AIM OF THE EXERCISE
For the copy, please give all of the data again exactly and leave the pictures out.

Extracted records:
========================================================================

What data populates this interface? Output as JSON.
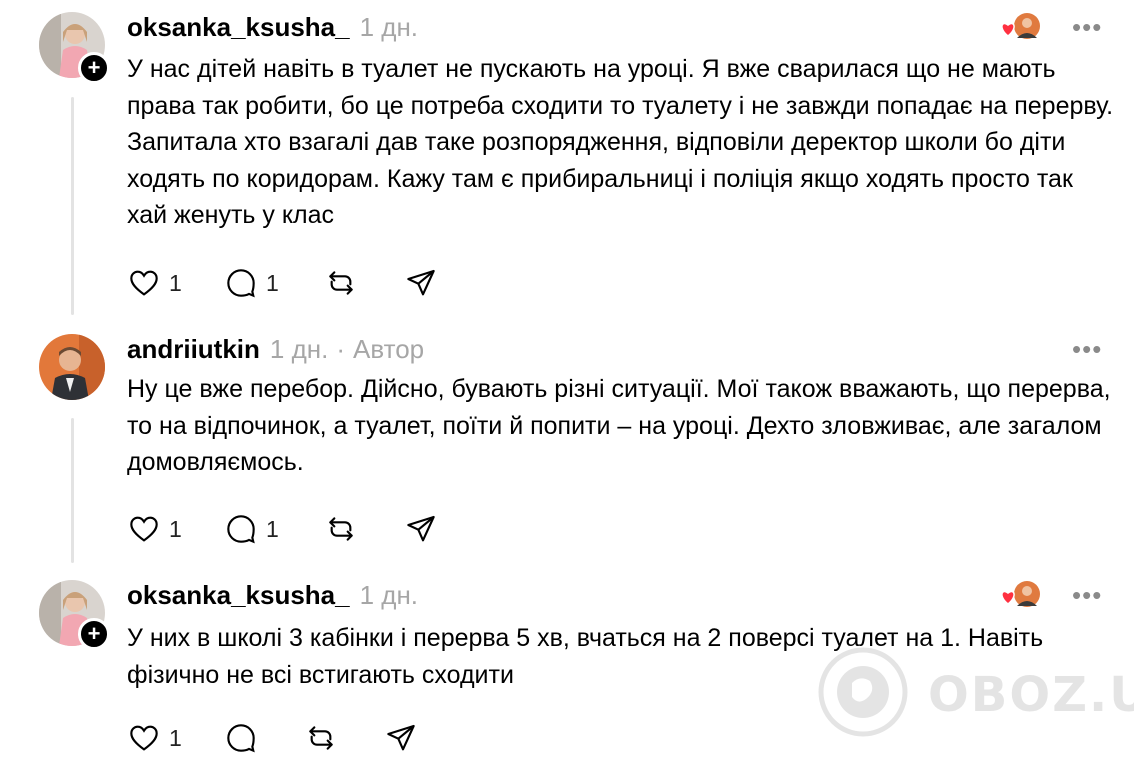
{
  "comments": [
    {
      "username": "oksanka_ksusha_",
      "time": "1 дн.",
      "text": "У нас дітей навіть в туалет не пускають на уроці. Я вже сварилася що не мають права так робити, бо це потреба сходити то туалету і не завжди попадає на перерву. Запитала хто взагалі дав таке розпорядження, відповіли деректор школи бо діти ходять по коридорам. Кажу там є прибиральниці і поліція якщо ходять просто так хай женуть у клас",
      "likes": "1",
      "replies": "1",
      "more": "•••",
      "follow_badge": "+"
    },
    {
      "username": "andriiutkin",
      "time": "1 дн.",
      "separator": "·",
      "role": "Автор",
      "text": "Ну це вже перебор. Дійсно, бувають різні ситуації. Мої також вважають, що перерва, то на відпочинок, а туалет, поїти й попити – на уроці. Дехто зловживає, але загалом домовляємось.",
      "likes": "1",
      "replies": "1",
      "more": "•••"
    },
    {
      "username": "oksanka_ksusha_",
      "time": "1 дн.",
      "text": "У них в школі 3 кабінки і перерва 5 хв, вчаться на 2 поверсі туалет на 1. Навіть фізично не всі встигають сходити",
      "likes": "1",
      "replies": "",
      "more": "•••",
      "follow_badge": "+"
    }
  ],
  "watermark": "OBOZ.UA",
  "colors": {
    "heart": "#ff3040",
    "muted": "#a6a6a6",
    "thread_line": "#e3e3e3"
  }
}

========================================================================

OUTPUT OF THE TASK
What data populates this interface? Output as JSON.
{
  "comments": [
    {
      "username": "oksanka_ksusha_",
      "time": "1 дн.",
      "text": "У нас дітей навіть в туалет не пускають на уроці. Я вже сварилася що не мають права так робити, бо це потреба сходити то туалету і не завжди попадає на перерву. Запитала хто взагалі дав таке розпорядження, відповіли деректор школи бо діти ходять по коридорам. Кажу там є прибиральниці і поліція якщо ходять просто так хай женуть у клас",
      "likes": "1",
      "replies": "1",
      "more": "•••",
      "follow_badge": "+"
    },
    {
      "username": "andriiutkin",
      "time": "1 дн.",
      "separator": "·",
      "role": "Автор",
      "text": "Ну це вже перебор. Дійсно, бувають різні ситуації. Мої також вважають, що перерва, то на відпочинок, а туалет, поїти й попити – на уроці. Дехто зловживає, але загалом домовляємось.",
      "likes": "1",
      "replies": "1",
      "more": "•••"
    },
    {
      "username": "oksanka_ksusha_",
      "time": "1 дн.",
      "text": "У них в школі 3 кабінки і перерва 5 хв, вчаться на 2 поверсі туалет на 1. Навіть фізично не всі встигають сходити",
      "likes": "1",
      "replies": "",
      "more": "•••",
      "follow_badge": "+"
    }
  ],
  "watermark": "OBOZ.UA",
  "colors": {
    "heart": "#ff3040",
    "muted": "#a6a6a6",
    "thread_line": "#e3e3e3"
  }
}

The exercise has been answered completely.